Copy out each line of the data that holds the string "since".

Items from a dataset =
────────────────────

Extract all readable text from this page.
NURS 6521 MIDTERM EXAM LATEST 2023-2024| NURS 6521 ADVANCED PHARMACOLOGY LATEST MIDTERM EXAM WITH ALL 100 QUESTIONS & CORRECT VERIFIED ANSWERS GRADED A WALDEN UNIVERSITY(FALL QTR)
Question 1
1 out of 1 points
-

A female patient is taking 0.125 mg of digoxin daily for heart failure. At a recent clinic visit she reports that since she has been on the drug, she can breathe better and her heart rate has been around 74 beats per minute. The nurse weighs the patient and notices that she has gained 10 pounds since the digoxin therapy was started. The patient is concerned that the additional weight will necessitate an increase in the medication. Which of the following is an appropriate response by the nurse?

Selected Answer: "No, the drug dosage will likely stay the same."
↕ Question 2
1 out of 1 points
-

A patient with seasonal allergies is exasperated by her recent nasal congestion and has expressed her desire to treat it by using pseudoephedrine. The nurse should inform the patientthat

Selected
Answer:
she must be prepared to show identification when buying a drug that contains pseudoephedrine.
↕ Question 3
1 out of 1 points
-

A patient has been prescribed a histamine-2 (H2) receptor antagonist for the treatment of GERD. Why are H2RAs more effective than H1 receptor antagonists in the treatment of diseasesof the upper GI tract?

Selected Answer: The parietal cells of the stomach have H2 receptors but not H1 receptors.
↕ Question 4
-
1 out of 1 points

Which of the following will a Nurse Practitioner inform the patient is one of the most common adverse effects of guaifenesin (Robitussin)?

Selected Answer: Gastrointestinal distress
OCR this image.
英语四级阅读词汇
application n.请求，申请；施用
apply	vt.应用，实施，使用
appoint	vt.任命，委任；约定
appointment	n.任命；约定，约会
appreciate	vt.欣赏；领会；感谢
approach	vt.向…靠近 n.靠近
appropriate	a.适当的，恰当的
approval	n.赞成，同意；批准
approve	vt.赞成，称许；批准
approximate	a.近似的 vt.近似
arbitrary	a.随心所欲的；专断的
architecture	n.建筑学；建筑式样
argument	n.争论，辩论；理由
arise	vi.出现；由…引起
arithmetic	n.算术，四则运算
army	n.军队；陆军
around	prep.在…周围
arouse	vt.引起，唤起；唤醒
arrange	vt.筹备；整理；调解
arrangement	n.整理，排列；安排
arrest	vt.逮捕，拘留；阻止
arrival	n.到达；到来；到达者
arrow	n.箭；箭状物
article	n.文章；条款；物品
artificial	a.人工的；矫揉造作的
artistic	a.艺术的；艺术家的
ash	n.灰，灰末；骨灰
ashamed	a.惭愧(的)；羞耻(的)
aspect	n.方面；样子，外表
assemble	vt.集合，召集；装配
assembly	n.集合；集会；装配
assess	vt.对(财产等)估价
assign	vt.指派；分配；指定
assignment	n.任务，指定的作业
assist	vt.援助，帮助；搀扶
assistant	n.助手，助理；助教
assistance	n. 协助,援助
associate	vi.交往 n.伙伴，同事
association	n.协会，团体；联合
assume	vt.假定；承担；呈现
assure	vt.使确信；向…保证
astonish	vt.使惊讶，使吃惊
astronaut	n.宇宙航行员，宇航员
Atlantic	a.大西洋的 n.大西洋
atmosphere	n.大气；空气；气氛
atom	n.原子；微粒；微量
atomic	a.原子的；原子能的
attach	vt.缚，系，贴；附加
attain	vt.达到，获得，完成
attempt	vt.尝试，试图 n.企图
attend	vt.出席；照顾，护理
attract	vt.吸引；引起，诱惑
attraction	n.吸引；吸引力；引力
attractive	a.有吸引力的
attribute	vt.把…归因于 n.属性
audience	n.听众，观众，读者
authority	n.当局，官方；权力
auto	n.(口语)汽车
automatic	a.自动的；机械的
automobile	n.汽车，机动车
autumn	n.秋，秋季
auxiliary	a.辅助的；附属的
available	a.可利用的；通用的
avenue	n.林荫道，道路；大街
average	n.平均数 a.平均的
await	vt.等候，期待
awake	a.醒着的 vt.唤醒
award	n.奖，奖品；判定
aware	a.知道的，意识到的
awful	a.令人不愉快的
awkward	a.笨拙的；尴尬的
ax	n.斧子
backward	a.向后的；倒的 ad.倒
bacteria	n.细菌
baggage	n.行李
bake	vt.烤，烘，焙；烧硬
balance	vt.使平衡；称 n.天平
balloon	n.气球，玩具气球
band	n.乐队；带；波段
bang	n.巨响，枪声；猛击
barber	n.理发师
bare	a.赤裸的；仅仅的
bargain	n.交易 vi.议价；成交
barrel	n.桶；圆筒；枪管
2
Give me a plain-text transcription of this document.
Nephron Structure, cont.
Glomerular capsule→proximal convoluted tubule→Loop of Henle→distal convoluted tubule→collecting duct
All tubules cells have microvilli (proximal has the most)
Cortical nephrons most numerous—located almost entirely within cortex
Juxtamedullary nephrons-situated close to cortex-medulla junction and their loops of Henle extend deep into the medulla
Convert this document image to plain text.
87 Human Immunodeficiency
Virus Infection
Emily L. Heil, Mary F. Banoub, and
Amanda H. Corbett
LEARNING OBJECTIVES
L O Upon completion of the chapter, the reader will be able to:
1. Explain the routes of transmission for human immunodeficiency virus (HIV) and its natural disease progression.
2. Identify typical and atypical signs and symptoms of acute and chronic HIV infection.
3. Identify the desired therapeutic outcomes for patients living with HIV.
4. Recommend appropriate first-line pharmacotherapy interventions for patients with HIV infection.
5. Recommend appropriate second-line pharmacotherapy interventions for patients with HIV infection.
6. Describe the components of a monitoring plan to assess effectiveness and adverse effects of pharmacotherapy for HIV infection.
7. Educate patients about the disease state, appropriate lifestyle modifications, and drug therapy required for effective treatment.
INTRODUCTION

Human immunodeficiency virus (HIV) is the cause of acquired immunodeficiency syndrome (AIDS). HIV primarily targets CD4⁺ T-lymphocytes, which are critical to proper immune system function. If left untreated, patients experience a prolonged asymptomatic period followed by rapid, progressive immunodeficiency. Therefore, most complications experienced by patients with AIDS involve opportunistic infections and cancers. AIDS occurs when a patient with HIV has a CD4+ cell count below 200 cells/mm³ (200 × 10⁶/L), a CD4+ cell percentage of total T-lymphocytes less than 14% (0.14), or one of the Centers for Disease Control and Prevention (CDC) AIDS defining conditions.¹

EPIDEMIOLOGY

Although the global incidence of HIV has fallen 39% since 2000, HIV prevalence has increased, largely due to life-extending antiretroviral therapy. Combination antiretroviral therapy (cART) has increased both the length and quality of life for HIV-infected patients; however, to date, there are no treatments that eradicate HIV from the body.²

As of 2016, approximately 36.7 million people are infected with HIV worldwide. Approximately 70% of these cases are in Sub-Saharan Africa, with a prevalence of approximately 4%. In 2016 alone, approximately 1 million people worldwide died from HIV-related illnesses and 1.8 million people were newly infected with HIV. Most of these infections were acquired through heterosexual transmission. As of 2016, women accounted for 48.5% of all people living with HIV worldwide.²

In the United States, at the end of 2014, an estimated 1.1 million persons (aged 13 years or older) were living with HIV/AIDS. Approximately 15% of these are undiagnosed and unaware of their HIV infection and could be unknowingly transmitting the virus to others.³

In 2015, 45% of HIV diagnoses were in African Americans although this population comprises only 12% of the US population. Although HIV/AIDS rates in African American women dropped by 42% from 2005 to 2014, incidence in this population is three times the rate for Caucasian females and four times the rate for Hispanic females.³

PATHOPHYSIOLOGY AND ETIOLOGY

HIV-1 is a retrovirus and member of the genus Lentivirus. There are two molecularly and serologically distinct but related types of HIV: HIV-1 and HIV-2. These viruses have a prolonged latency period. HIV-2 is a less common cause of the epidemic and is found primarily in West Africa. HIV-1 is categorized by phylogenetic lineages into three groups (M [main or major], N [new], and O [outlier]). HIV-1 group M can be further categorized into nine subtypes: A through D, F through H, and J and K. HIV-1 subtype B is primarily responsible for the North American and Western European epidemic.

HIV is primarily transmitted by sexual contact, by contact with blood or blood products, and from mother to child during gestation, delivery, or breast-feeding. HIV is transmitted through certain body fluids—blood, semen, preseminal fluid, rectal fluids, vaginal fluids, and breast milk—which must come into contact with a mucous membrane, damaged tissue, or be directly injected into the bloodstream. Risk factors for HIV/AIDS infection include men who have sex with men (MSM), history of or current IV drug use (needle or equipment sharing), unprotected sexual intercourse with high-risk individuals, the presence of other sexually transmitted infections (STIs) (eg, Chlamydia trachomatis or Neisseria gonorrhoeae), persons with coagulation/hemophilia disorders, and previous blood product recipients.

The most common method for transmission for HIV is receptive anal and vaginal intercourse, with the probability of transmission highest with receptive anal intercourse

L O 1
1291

────────────────────

ANSWER TO THIS TASK =
A female patient is taking 0.125 mg of digoxin daily for heart failure. At a recent clinic visit she reports that since she has been on the drug, she can breathe better and her heart rate has been around 74 beats per minute. The nurse weighs the patient and notices that she has gained 10 pounds since the digoxin therapy was started. The patient is concerned that the additional weight will necessitate an increase in the medication. Which of the following is an appropriate response by the nurse?
Although the global incidence of HIV has fallen 39% since 2000, HIV prevalence has increased, largely due to life-extending antiretroviral therapy. Combination antiretroviral therapy (cART) has increased both the length and quality of life for HIV-infected patients; however, to date, there are no treatments that eradicate HIV from the body.²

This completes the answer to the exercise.